[Texto de apoio]
Nas casas de matrizes africanas, o Ariasé e a Cumeeira não são elementos simbólicos vazios, mas fundamentos vivos que sustentam a existência do Ilê. Eles representam a Pequena África, o Igba-Ìgbádù, a cabaça da existência, expressão direta da Grande Mãe, o útero sagrado de Onílẹ̀.
O Ariasé carrega o princípio de Ìsọ̀bà, a terra firme, o chão assentado, o Aiyé manifestado. É ali que repousa a força de Onílẹ̀, senhora e dona da terra, o grande útero que tudo recebe, nutre e devolve em forma de vida, equilíbrio, boas energias e bons frutos. Alimentar o Ariasé é reconhecer que nada se sustenta sem o chão, sem o cuidado com a terra e sem o respeito ao princípio materno que gera e sustenta tudo o que existe.
A Cumeeira, por sua vez, está ligada diretamente ao Òrun, ao céu, à espiritualidade maior. Ela representa a dualidade que vai e volta, o duplo, o elo constante entre Òrun e Aiyé, entre o visível e o invisível. É o ponto de passagem, de comunicação e de equilíbrio entre os mundos.
[/Texto de apoio]
§ **Conjunto de tarefas**:
• 1. Para cada afirmação, diga se concorda com o texto sobre o Ariasé e a Cumeeira, respondendo sim ou não e citando as palavras do texto que decidem a questão. (a) O Ariasé está ligado diretamente ao Òrun. (b) Onílẹ̀ é apresentada como senhora e dona da terra. (c) O Ariasé e a Cumeeira são elementos simbólicos vazios.
• 2. Segundo o texto sobre o Ariasé e a Cumeeira, em que formas o grande útero devolve o que recebe? Liste todas.
Use somente o texto para responder.
[Dados fornecidos]
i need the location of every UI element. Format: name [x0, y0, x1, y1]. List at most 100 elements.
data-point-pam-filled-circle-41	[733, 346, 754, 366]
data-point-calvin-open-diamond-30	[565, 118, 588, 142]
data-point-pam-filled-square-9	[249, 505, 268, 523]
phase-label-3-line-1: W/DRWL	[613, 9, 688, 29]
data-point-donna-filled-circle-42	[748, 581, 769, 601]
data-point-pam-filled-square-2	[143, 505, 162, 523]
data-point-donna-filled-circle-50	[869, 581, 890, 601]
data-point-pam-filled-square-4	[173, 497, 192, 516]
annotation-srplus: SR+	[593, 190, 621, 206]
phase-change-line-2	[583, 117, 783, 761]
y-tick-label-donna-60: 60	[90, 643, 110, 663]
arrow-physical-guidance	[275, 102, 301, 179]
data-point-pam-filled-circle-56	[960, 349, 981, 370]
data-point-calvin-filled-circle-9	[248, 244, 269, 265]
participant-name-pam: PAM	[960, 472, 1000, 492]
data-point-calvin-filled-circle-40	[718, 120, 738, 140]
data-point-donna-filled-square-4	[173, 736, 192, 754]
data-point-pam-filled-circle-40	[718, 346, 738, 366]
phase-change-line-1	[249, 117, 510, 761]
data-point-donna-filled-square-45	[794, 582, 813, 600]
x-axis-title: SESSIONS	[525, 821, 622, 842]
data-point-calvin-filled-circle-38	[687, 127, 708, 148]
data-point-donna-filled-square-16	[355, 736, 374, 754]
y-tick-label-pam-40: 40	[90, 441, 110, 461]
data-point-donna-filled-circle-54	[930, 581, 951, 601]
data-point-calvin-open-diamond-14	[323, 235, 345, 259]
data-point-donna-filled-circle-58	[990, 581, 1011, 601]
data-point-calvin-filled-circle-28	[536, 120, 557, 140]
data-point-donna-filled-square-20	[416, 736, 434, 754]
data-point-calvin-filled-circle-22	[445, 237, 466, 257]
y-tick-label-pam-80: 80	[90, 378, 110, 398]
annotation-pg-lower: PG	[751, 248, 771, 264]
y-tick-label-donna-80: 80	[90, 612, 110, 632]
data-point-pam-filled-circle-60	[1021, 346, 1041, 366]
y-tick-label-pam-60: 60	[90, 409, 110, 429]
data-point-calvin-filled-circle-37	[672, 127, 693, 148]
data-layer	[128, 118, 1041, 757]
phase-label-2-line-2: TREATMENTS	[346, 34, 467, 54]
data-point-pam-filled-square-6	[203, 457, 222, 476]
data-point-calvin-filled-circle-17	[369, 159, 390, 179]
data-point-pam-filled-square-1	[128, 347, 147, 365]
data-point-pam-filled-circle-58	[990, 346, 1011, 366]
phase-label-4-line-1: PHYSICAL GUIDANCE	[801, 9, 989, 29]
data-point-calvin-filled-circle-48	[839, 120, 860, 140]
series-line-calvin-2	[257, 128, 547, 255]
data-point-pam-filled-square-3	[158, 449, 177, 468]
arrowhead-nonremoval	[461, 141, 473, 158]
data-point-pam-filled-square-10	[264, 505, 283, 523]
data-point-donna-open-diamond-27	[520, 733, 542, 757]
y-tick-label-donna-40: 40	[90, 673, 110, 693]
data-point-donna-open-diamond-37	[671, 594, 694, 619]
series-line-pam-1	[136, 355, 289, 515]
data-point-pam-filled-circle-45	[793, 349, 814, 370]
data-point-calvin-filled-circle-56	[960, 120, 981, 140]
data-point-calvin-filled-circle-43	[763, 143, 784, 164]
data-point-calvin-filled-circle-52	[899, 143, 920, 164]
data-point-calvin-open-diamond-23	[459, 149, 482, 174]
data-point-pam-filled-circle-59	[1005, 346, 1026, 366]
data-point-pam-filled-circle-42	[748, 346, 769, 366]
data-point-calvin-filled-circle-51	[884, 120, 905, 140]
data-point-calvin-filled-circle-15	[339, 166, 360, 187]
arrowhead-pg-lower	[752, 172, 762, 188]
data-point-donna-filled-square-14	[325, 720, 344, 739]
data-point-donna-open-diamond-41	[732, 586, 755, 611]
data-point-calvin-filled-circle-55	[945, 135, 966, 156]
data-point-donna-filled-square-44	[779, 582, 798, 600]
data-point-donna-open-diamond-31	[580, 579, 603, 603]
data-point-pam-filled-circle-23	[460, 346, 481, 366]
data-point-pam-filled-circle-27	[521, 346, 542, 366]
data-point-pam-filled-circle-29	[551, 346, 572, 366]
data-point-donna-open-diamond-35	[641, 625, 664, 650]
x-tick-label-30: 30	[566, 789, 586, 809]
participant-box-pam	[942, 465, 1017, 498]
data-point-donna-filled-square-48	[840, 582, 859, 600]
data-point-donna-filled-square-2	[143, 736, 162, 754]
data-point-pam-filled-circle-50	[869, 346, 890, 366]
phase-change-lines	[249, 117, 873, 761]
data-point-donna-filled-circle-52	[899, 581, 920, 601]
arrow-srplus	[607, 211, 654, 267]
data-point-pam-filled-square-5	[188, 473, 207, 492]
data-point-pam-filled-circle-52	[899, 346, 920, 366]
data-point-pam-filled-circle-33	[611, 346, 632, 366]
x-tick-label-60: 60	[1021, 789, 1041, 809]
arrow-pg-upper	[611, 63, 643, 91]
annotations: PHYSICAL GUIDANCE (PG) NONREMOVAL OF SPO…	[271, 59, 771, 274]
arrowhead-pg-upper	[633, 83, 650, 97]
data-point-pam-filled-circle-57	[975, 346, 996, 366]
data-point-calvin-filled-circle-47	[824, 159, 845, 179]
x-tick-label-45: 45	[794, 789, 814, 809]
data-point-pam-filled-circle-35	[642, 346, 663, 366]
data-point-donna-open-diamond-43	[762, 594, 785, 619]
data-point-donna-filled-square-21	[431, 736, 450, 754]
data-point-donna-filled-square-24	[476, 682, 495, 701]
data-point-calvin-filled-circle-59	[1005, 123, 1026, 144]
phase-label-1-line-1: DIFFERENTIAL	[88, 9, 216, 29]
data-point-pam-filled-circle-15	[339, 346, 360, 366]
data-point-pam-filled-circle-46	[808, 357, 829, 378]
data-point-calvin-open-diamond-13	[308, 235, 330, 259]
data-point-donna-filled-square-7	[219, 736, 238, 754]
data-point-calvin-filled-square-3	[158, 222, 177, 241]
[/Dados fornecidos]
§ **Respostas escritas**:
• 1.
(a) Não: "A Cumeeira, por sua vez, está ligada diretamente ao Òrun".
(b) Sim: "a força de Onílẹ̀, senhora e dona da terra".
(c) Não: "não são elementos simbólicos vazios, mas fundamentos vivos".

• 2. vida, equilíbrio, boas energias, bons frutos